EXERCISE PROMPT
Beginning with the line that holds "Extract the structured" and ending with the last line below, repeat each line exactly, leaving any pictures out.

LISTED ENTRIES
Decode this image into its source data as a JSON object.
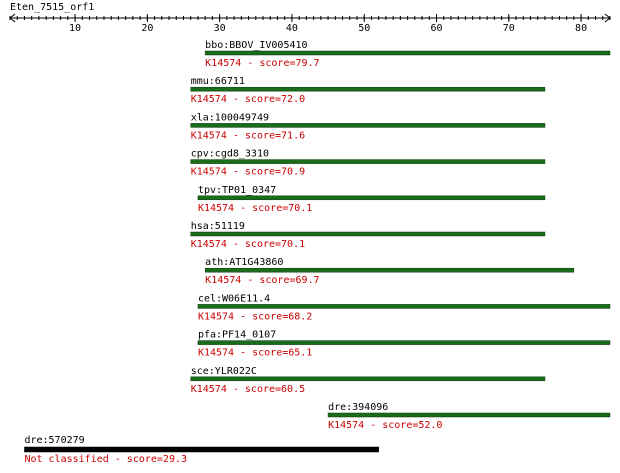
{
  "chart_data": {
    "type": "alignment",
    "title": "Eten_7515_orf1",
    "xlim": [
      1,
      84
    ],
    "xticks": [
      10,
      20,
      30,
      40,
      50,
      60,
      70,
      80
    ],
    "rows": [
      {
        "name": "bbo:BBOV_IV005410",
        "label": "K14574 - score=79.7",
        "start": 28,
        "end": 84,
        "color": "#1a6b1a",
        "label_color": "#cc0000"
      },
      {
        "name": "mmu:66711",
        "label": "K14574 - score=72.0",
        "start": 26,
        "end": 75,
        "color": "#1a6b1a",
        "label_color": "#cc0000"
      },
      {
        "name": "xla:100049749",
        "label": "K14574 - score=71.6",
        "start": 26,
        "end": 75,
        "color": "#1a6b1a",
        "label_color": "#cc0000"
      },
      {
        "name": "cpv:cgd8_3310",
        "label": "K14574 - score=70.9",
        "start": 26,
        "end": 75,
        "color": "#1a6b1a",
        "label_color": "#cc0000"
      },
      {
        "name": "tpv:TP01_0347",
        "label": "K14574 - score=70.1",
        "start": 27,
        "end": 75,
        "color": "#1a6b1a",
        "label_color": "#cc0000"
      },
      {
        "name": "hsa:51119",
        "label": "K14574 - score=70.1",
        "start": 26,
        "end": 75,
        "color": "#1a6b1a",
        "label_color": "#cc0000"
      },
      {
        "name": "ath:AT1G43860",
        "label": "K14574 - score=69.7",
        "start": 28,
        "end": 79,
        "color": "#1a6b1a",
        "label_color": "#cc0000"
      },
      {
        "name": "cel:W06E11.4",
        "label": "K14574 - score=68.2",
        "start": 27,
        "end": 84,
        "color": "#1a6b1a",
        "label_color": "#cc0000"
      },
      {
        "name": "pfa:PF14_0107",
        "label": "K14574 - score=65.1",
        "start": 27,
        "end": 84,
        "color": "#1a6b1a",
        "label_color": "#cc0000"
      },
      {
        "name": "sce:YLR022C",
        "label": "K14574 - score=60.5",
        "start": 26,
        "end": 75,
        "color": "#1a6b1a",
        "label_color": "#cc0000"
      },
      {
        "name": "dre:394096",
        "label": "K14574 - score=52.0",
        "start": 45,
        "end": 84,
        "color": "#1a6b1a",
        "label_color": "#cc0000"
      },
      {
        "name": "dre:570279",
        "label": "Not classified - score=29.3",
        "start": 3,
        "end": 52,
        "color": "#000000",
        "label_color": "#cc0000"
      }
    ]
  }
}
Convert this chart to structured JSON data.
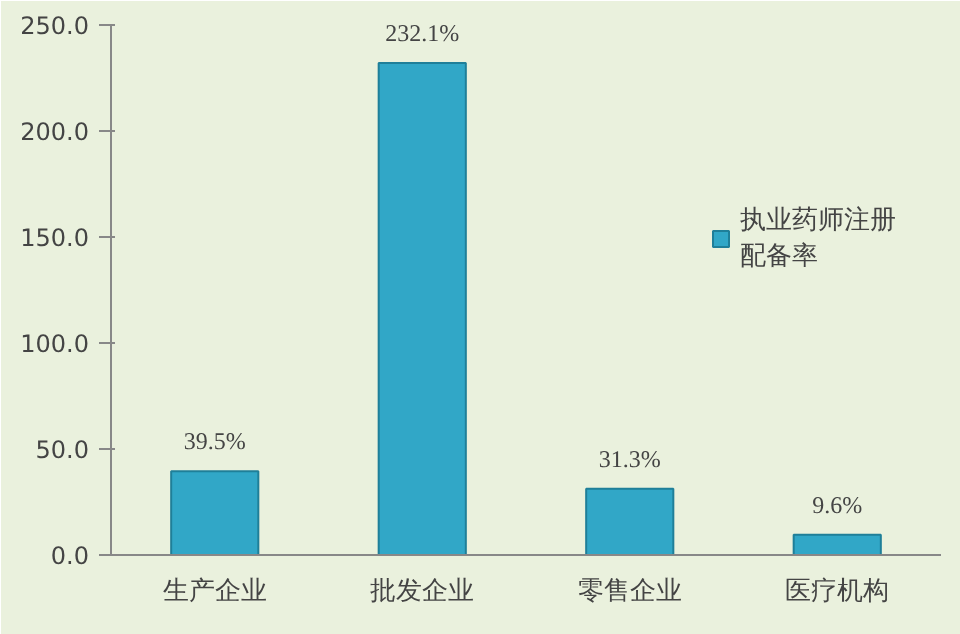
{
  "chart_data": {
    "type": "bar",
    "categories": [
      "生产企业",
      "批发企业",
      "零售企业",
      "医疗机构"
    ],
    "series": [
      {
        "name": "执业药师注册配备率",
        "color": "#31a7c7",
        "values": [
          39.5,
          232.1,
          31.3,
          9.6
        ],
        "value_labels": [
          "39.5%",
          "232.1%",
          "31.3%",
          "9.6%"
        ]
      }
    ],
    "ylim": [
      0,
      250
    ],
    "yticks": [
      {
        "value": 0,
        "label": "0.0"
      },
      {
        "value": 50,
        "label": "50.0"
      },
      {
        "value": 100,
        "label": "100.0"
      },
      {
        "value": 150,
        "label": "150.0"
      },
      {
        "value": 200,
        "label": "200.0"
      },
      {
        "value": 250,
        "label": "250.0"
      }
    ],
    "legend": "right",
    "grid": false
  }
}
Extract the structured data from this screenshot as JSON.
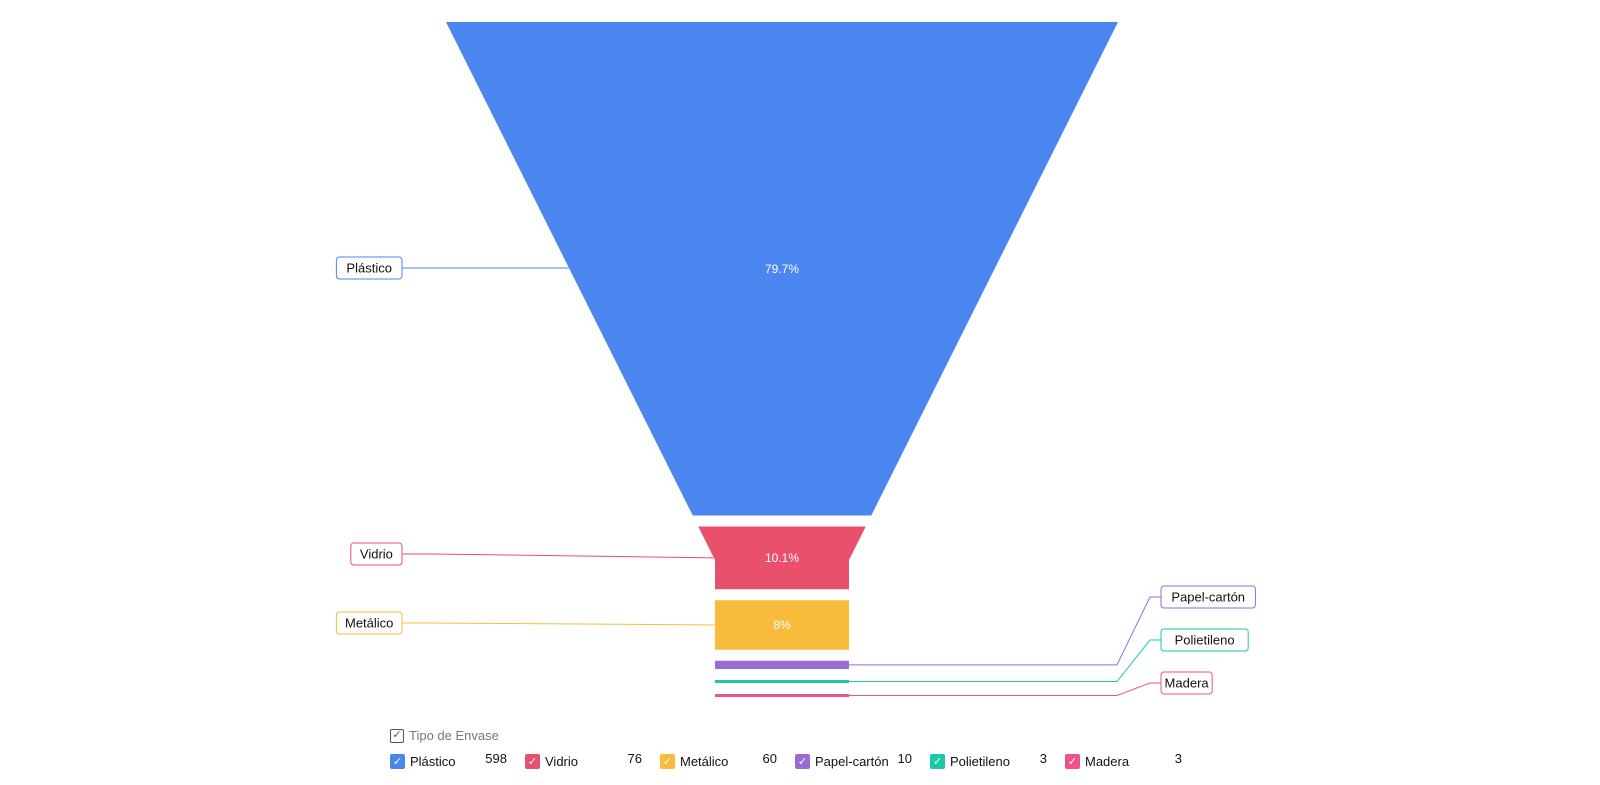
{
  "chart_data": {
    "type": "funnel",
    "legend_title": "Tipo de Envase",
    "check_glyph": "✓",
    "categories": [
      "Plástico",
      "Vidrio",
      "Metálico",
      "Papel-cartón",
      "Polietileno",
      "Madera"
    ],
    "values": [
      598,
      76,
      60,
      10,
      3,
      3
    ],
    "percent_labels": [
      "79.7%",
      "10.1%",
      "8%",
      "",
      "",
      ""
    ],
    "colors": [
      "#4b86f0",
      "#e8506d",
      "#f8bb3c",
      "#9a6ad6",
      "#1ec8a5",
      "#f0508c"
    ],
    "legend_placement": "bottom"
  }
}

RESULT OF THIS TASK
Extract the structured data from this screenshot as JSON.
{
  "chart_data": {
    "type": "funnel",
    "legend_title": "Tipo de Envase",
    "check_glyph": "✓",
    "categories": [
      "Plástico",
      "Vidrio",
      "Metálico",
      "Papel-cartón",
      "Polietileno",
      "Madera"
    ],
    "values": [
      598,
      76,
      60,
      10,
      3,
      3
    ],
    "percent_labels": [
      "79.7%",
      "10.1%",
      "8%",
      "",
      "",
      ""
    ],
    "colors": [
      "#4b86f0",
      "#e8506d",
      "#f8bb3c",
      "#9a6ad6",
      "#1ec8a5",
      "#f0508c"
    ],
    "legend_placement": "bottom"
  }
}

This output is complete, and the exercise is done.